---------- 本文 ----------
彼女の俳句には「棘」がある。そして、その棘の先は濡れている。それが彼女の俳句に魅せられる一つである。おそらく、彼女自身はそれを「棘」であるとは思ってはいないだろう。感性を拡げて生きることは並大抵のことではない。しかし、それが彼女の世界を羽ばたかせている。そこには凡庸な句には見られぬ閃きがある。彼女の「棘」が内に、あるいは外に向けられた時に見せる瑞々しさはやはり彼女独特のものである。その棘の刺し傷に差し込む光を自在に増幅、収斂させながら実体なきものから実体そのものよりはるかに豊かな質量を持つものを紡ぎだす手腕は凡夫のものではない。
天才は病院にをり黒蜥蜴
かたまりて蟻は軍艦恋ひにけり
ひるがおのお褥下がりしたような
満月に子宮を一つくれてやる
花魁の絵葉書ちりめんじゃこ零す
海底は水にかくれて合歓の花
魂にくちびるありて桃吸ひぬ
死神の指紋のような花びらよ
吾が身つねれば月光の花茗荷
ー鳥居真里子句集よりー
(随時加筆)
2010 11/11
2007年「私もカトリーヌ・ドヌーブ」 作ピール・ノット 演出 平山勝
終演後、フランソワ・ラヴォー氏(パリ大学名誉教授)は私のところまでわざわざ来て「素晴らしい、とてもよい舞台でした。」と言った。私がお礼を言っていると、ラヴォー氏の奥さんが、「フランソワがこんな風にほめることはめずらしいことで、こんなことはめったにないことです。」と言った。
その時の、私としてはもうラヴォー氏の反応だけで充分であった。私の伝えたかったことが一番感じて欲しい人達の一人に確実に伝わったこと、(原作者のピール・ノットも来日していた)それだけで私にはこの舞台作品の意義ははかり知れないものとなった。もちろん、日本の観客の方々の中にもこの作品を様々な形で感じ取って、自らの歓びとしてくれた人たちはいた。
※フランソワ・ラヴォー氏はパリ大学の医学部教授であったが、当然のごとくフランスの文化・芸術についても非常に造詣が深く、典型的なフランスのインテリ層の人である。村上春樹などの小説もフランス版、英語版の出版されたすべてを読んでいる。私が渡仏した際、村上春樹についても少し話したことがあった。話が尽きない人とはこういう人のことを言うのである。
1989年 「真夜中のサーカス」
「『真夜中のサーカス』は僕がこれまで観て来た中で最高の舞台でした。あの不思議な世界はいまだにぼくのこころの奥底に焼きつけられて息づいています。」
これを書いた阿部礼司さん(声優ではない)は、早稲田大学の文学部を卒業してから、当時、塾講師をしながら、確か違うペンネームで本を書いていたが、どうしているのかと思う。今、私は、私の芝居を観に来て何らかのものを感じ取ってくれた人々に後押しされてここまで来てしまったのだというごく当たり前のことに感じ入っている。そして、こうしたことで自分のやってきたことについて改めて自己満足ではない自己確認をすることができることが嬉しい。
----------
作業依頼: 本文では、フランソワ・ラヴォー氏はパリ大学のどの学部の教授だったとされているか。 これらの行は本文とは別の出典から取ったものだ。
---------- 抽出データ ----------
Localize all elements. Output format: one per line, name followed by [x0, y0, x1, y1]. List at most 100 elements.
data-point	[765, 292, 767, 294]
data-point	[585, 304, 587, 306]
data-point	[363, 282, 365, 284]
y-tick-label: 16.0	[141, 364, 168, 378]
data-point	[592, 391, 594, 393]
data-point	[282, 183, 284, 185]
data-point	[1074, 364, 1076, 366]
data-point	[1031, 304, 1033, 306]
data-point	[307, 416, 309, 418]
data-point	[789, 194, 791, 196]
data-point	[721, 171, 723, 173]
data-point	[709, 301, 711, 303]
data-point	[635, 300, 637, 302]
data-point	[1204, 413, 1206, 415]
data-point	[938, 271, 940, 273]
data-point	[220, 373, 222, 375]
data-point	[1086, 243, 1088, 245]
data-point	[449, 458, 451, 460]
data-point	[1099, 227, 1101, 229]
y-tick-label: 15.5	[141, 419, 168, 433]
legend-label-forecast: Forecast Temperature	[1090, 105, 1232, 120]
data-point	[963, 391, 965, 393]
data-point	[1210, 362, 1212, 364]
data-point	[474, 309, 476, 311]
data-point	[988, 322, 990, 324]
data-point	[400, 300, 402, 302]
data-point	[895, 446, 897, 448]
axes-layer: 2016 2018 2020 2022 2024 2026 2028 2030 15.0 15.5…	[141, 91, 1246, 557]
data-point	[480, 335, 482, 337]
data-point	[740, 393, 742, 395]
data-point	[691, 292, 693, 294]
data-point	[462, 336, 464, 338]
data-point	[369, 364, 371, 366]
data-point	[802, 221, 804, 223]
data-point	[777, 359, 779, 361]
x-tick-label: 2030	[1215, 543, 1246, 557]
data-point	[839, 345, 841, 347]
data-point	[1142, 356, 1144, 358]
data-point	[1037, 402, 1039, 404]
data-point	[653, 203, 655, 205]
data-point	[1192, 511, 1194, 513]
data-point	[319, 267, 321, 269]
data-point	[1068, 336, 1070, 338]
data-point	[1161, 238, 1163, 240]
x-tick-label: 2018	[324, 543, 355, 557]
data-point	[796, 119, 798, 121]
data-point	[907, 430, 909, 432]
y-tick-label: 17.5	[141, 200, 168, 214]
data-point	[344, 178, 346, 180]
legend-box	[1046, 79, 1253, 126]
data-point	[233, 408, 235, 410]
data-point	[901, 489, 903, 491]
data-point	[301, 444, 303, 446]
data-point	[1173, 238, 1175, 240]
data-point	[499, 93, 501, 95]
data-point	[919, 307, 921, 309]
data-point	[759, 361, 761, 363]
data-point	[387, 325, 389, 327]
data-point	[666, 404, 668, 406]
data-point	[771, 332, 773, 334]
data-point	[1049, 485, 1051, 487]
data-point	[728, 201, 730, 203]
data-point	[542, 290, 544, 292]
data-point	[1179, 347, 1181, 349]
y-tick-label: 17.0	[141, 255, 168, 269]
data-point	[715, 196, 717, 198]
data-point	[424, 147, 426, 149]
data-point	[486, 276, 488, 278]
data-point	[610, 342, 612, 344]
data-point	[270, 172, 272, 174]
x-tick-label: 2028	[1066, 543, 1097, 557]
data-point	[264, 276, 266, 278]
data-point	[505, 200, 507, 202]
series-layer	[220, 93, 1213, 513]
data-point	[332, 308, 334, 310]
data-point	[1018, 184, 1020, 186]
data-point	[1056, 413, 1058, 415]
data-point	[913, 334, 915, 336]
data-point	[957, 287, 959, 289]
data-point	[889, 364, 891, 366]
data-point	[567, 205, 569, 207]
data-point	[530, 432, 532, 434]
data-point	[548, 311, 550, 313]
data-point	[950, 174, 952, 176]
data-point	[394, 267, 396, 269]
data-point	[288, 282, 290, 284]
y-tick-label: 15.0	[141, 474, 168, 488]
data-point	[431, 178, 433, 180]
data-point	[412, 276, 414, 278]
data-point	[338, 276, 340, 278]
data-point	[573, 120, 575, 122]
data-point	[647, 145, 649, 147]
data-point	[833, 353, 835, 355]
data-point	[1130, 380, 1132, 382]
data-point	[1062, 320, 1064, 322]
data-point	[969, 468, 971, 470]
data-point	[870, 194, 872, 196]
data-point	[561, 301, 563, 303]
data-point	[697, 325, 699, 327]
----------
問題の解答: 医学部の教授だった。